- _GIVEN INSTRUCTION_:
Track down the lines that contain "label" and copy them.

- _MATERIAL TO PROCESS_:

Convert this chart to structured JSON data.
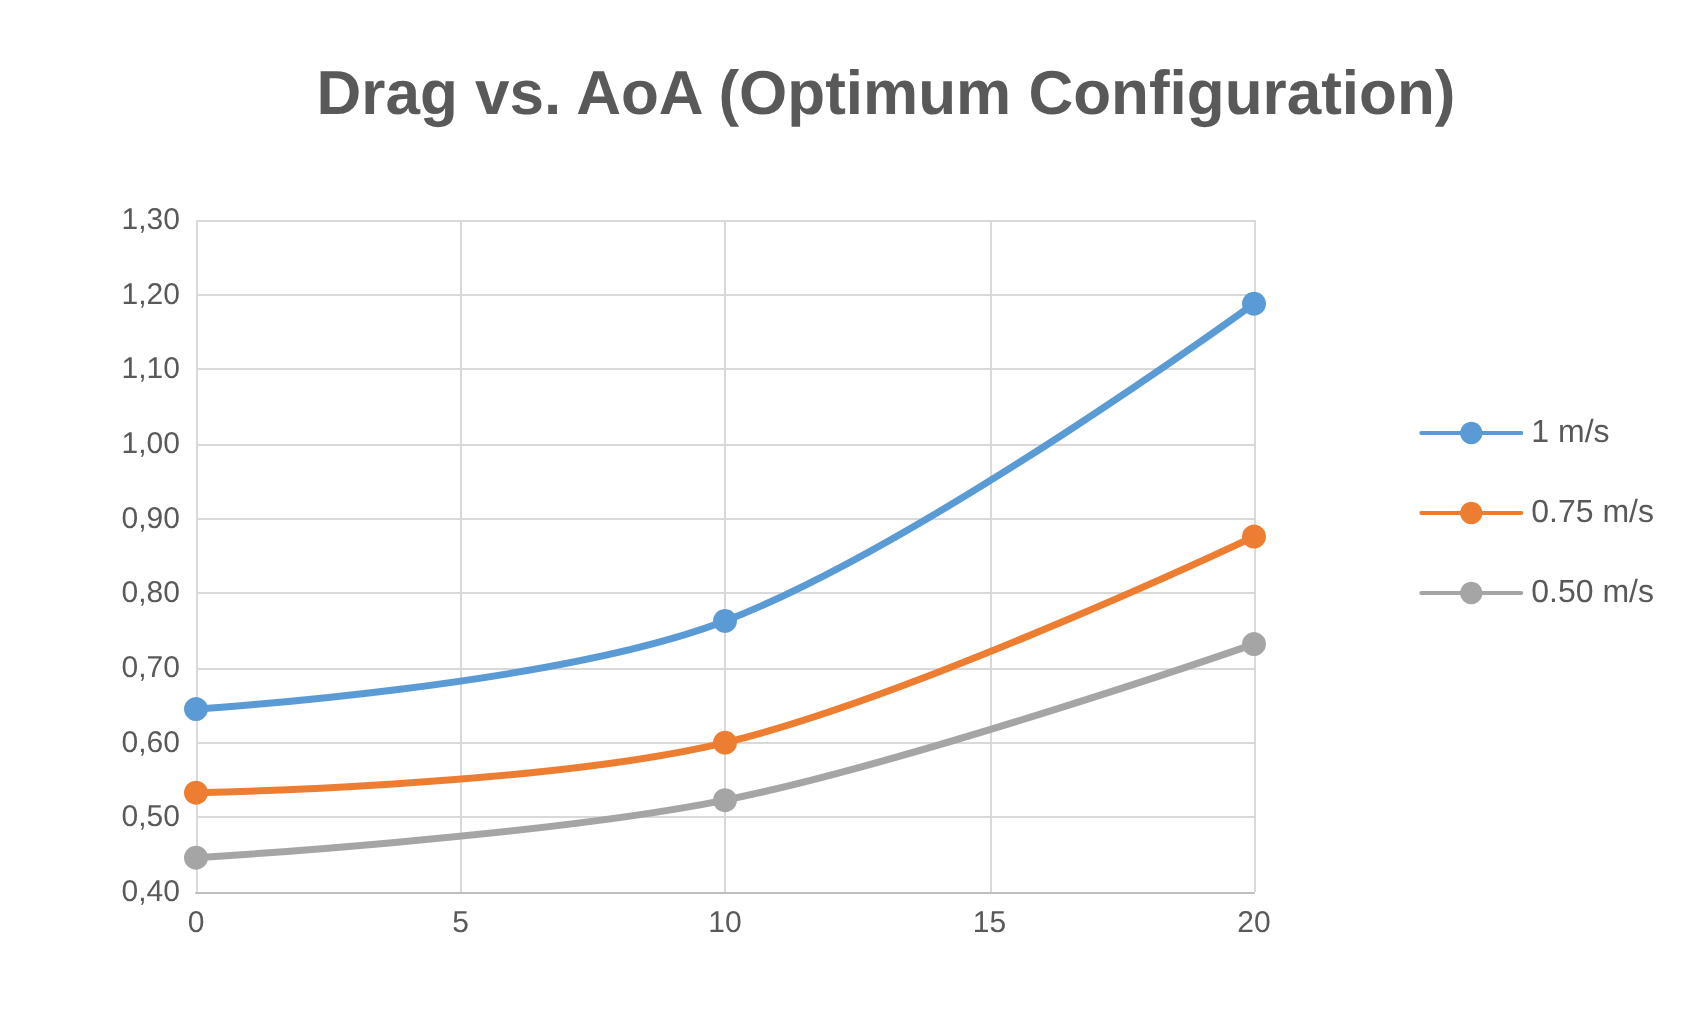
{
  "chart_data": {
    "type": "line",
    "title": "Drag vs. AoA (Optimum Configuration)",
    "x": [
      0,
      10,
      20
    ],
    "series": [
      {
        "name": "1 m/s",
        "color": "#5b9bd5",
        "values": [
          0.645,
          0.763,
          1.188
        ]
      },
      {
        "name": "0.75 m/s",
        "color": "#ed7d31",
        "values": [
          0.533,
          0.6,
          0.876
        ]
      },
      {
        "name": "0.50 m/s",
        "color": "#a5a5a5",
        "values": [
          0.446,
          0.523,
          0.732
        ]
      }
    ],
    "xlim": [
      0,
      20
    ],
    "xticks": [
      0,
      5,
      10,
      15,
      20
    ],
    "ylim": [
      0.4,
      1.3
    ],
    "yticks": [
      {
        "value": 0.4,
        "label": "0,40"
      },
      {
        "value": 0.5,
        "label": "0,50"
      },
      {
        "value": 0.6,
        "label": "0,60"
      },
      {
        "value": 0.7,
        "label": "0,70"
      },
      {
        "value": 0.8,
        "label": "0,80"
      },
      {
        "value": 0.9,
        "label": "0,90"
      },
      {
        "value": 1.0,
        "label": "1,00"
      },
      {
        "value": 1.1,
        "label": "1,10"
      },
      {
        "value": 1.2,
        "label": "1,20"
      },
      {
        "value": 1.3,
        "label": "1,30"
      }
    ],
    "grid": true,
    "legend": "right",
    "marker": "circle",
    "line_style": "solid"
  }
}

- _SOLUTION TO THE EXERCISE_:
        "label": "0,40"
        "label": "0,50"
        "label": "0,60"
        "label": "0,70"
        "label": "0,80"
        "label": "0,90"
        "label": "1,00"
        "label": "1,10"
        "label": "1,20"
        "label": "1,30"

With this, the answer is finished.